Spatial layout data:
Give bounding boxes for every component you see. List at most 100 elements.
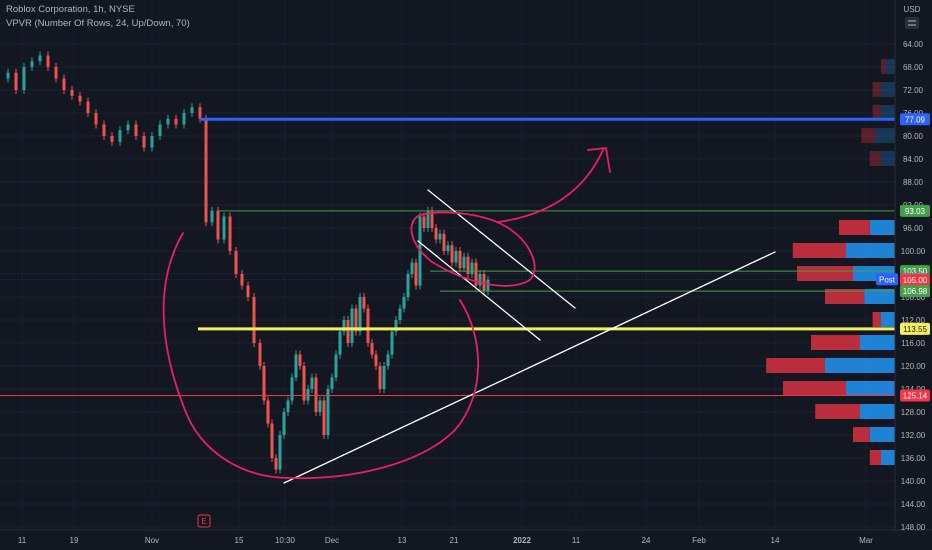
price-tick-label: 132.00 bbox=[901, 431, 926, 440]
price-tick-label: 72.00 bbox=[903, 86, 924, 95]
candles bbox=[6, 51, 490, 474]
candle-body bbox=[414, 262, 418, 286]
candle-body bbox=[118, 130, 122, 142]
candle-body bbox=[362, 297, 366, 309]
candle-body bbox=[126, 124, 130, 131]
pink-loop-right bbox=[410, 211, 536, 287]
price-tag: 125.14 bbox=[900, 389, 930, 402]
vpvr-down-bar bbox=[869, 450, 881, 465]
vpvr-down-bar bbox=[881, 59, 887, 74]
price-tag-label: 103.50 bbox=[903, 267, 928, 276]
price-tag: 113.55 bbox=[900, 322, 930, 335]
price-tag: 93.03 bbox=[900, 204, 930, 217]
candle-body bbox=[286, 400, 290, 412]
horizontal-levels bbox=[0, 117, 895, 397]
time-tick-label: 19 bbox=[70, 536, 79, 545]
candle-body bbox=[102, 124, 106, 136]
candle-body bbox=[386, 354, 390, 366]
vpvr-down-bar bbox=[825, 289, 865, 304]
candle-body bbox=[334, 354, 338, 378]
candle-body bbox=[310, 377, 314, 389]
candle-body bbox=[278, 435, 282, 470]
price-tick-label: 64.00 bbox=[903, 40, 924, 49]
candle-body bbox=[374, 354, 378, 366]
candle-body bbox=[478, 274, 482, 286]
price-tick-label: 128.00 bbox=[901, 408, 926, 417]
candle-body bbox=[430, 210, 434, 228]
price-tag: 105.00 bbox=[900, 273, 930, 286]
price-tag-label: 105.00 bbox=[903, 276, 928, 285]
candle-body bbox=[442, 233, 446, 251]
candle-body bbox=[266, 400, 270, 424]
candle-body bbox=[216, 210, 220, 240]
settings-icon[interactable] bbox=[905, 17, 919, 29]
time-tick-label: 11 bbox=[18, 536, 27, 545]
time-axis[interactable]: 11 19 Nov 15 10:30 Dec 13 21 2022 11 24 Feb 14 Mar bbox=[18, 536, 873, 545]
price-tick-label: 84.00 bbox=[903, 155, 924, 164]
earnings-marker[interactable]: E bbox=[197, 514, 211, 528]
price-tick-label: 100.00 bbox=[901, 247, 926, 256]
candle-body bbox=[54, 67, 58, 79]
candle-body bbox=[234, 251, 238, 274]
candle-body bbox=[252, 297, 256, 343]
candle-body bbox=[30, 61, 34, 67]
vpvr-down-bar bbox=[815, 404, 860, 419]
vpvr-down-bar bbox=[783, 381, 846, 396]
svg-text:Post: Post bbox=[879, 275, 896, 284]
candle-body bbox=[240, 274, 244, 286]
vpvr-up-bar bbox=[869, 220, 895, 235]
earnings-icon: E bbox=[201, 517, 206, 526]
candle-body bbox=[450, 245, 454, 263]
candle-body bbox=[470, 262, 474, 274]
candle-body bbox=[406, 274, 410, 297]
time-tick-label: 24 bbox=[642, 536, 651, 545]
vpvr-down-bar bbox=[853, 427, 870, 442]
time-tick-label: Nov bbox=[145, 536, 159, 545]
candle-body bbox=[258, 343, 262, 366]
time-tick-label: 11 bbox=[572, 536, 581, 545]
candle-body bbox=[330, 377, 334, 389]
vpvr-down-bar bbox=[792, 243, 846, 258]
candle-body bbox=[410, 262, 414, 274]
grid bbox=[0, 43, 895, 528]
chart-title: Roblox Corporation, 1h, NYSE bbox=[6, 4, 135, 15]
price-tag-label: 125.14 bbox=[903, 392, 928, 401]
vpvr-down-bar bbox=[766, 358, 825, 373]
candle-body bbox=[166, 118, 170, 125]
vpvr-down-bar bbox=[872, 82, 881, 97]
price-tick-label: 120.00 bbox=[901, 362, 926, 371]
vpvr-up-bar bbox=[869, 427, 895, 442]
price-tick-label: 108.00 bbox=[901, 293, 926, 302]
candle-body bbox=[190, 107, 194, 113]
price-tag-label: 106.98 bbox=[903, 287, 928, 296]
vpvr-up-bar bbox=[825, 358, 895, 373]
candle-body bbox=[222, 216, 226, 240]
vpvr-up-bar bbox=[881, 105, 895, 120]
candle-body bbox=[150, 136, 154, 148]
candle-body bbox=[466, 256, 470, 274]
pink-arrow-head bbox=[587, 147, 611, 173]
price-tick-label: 124.00 bbox=[901, 385, 926, 394]
candle-body bbox=[210, 210, 214, 223]
candle-body bbox=[306, 389, 310, 401]
time-tick-label: 10:30 bbox=[275, 536, 296, 545]
candle-body bbox=[446, 245, 450, 251]
price-tag: 106.98 bbox=[900, 285, 930, 298]
candle-body bbox=[274, 458, 278, 470]
indicator-legend[interactable]: VPVR (Number Of Rows, 24, Up/Down, 70) bbox=[6, 18, 190, 29]
candle-body bbox=[350, 308, 354, 343]
vpvr-up-bar bbox=[860, 335, 895, 350]
vpvr-up-bar bbox=[881, 82, 895, 97]
candle-body bbox=[204, 118, 208, 223]
drawings bbox=[162, 147, 776, 484]
candle-body bbox=[134, 124, 138, 136]
candle-body bbox=[290, 377, 294, 401]
candle-body bbox=[346, 320, 350, 343]
channel-lower-line bbox=[417, 240, 541, 341]
channel-upper-line bbox=[427, 189, 576, 309]
candle-body bbox=[314, 377, 318, 412]
price-tag: 77.09 bbox=[900, 113, 930, 126]
candle-body bbox=[338, 331, 342, 355]
price-tag-label: 113.55 bbox=[903, 325, 927, 334]
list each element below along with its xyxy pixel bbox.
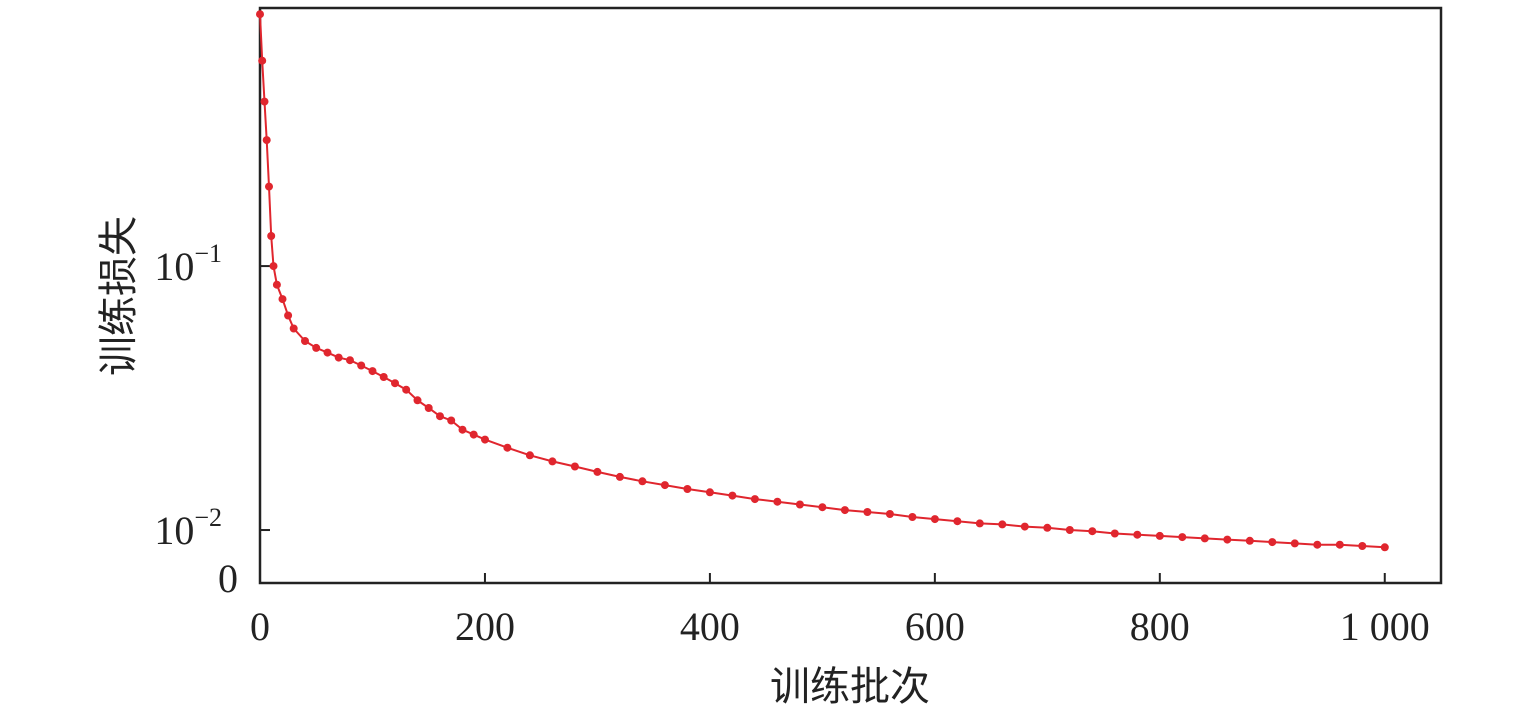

→ Job
Format the part of the listing that opens with the line containing "price-tick-label: 132.00 bbox=[901, 431, 926, 440]" and closes with the line containing "price-tag: 113.55 bbox=[900, 322, 930, 335]" as a Markdown table with the columns Row and Line, numbering each line and leaving out blank lines.

→ Written response
| Row | Line |
|---|---|
| 1 | price-tick-label: 132.00 bbox=[901, 431, 926, 440] |
| 2 | price-tick-label: 72.00 bbox=[903, 86, 924, 95] |
| 3 | candles bbox=[6, 51, 490, 474] |
| 4 | candle-body bbox=[414, 262, 418, 286] |
| 5 | candle-body bbox=[118, 130, 122, 142] |
| 6 | candle-body bbox=[362, 297, 366, 309] |
| 7 | candle-body bbox=[126, 124, 130, 131] |
| 8 | pink-loop-right bbox=[410, 211, 536, 287] |
| 9 | price-tag: 125.14 bbox=[900, 389, 930, 402] |
| 10 | vpvr-down-bar bbox=[869, 450, 881, 465] |
| 11 | vpvr-down-bar bbox=[881, 59, 887, 74] |
| 12 | price-tag-label: 103.50 bbox=[903, 267, 928, 276] |
| 13 | price-tag: 113.55 bbox=[900, 322, 930, 335] |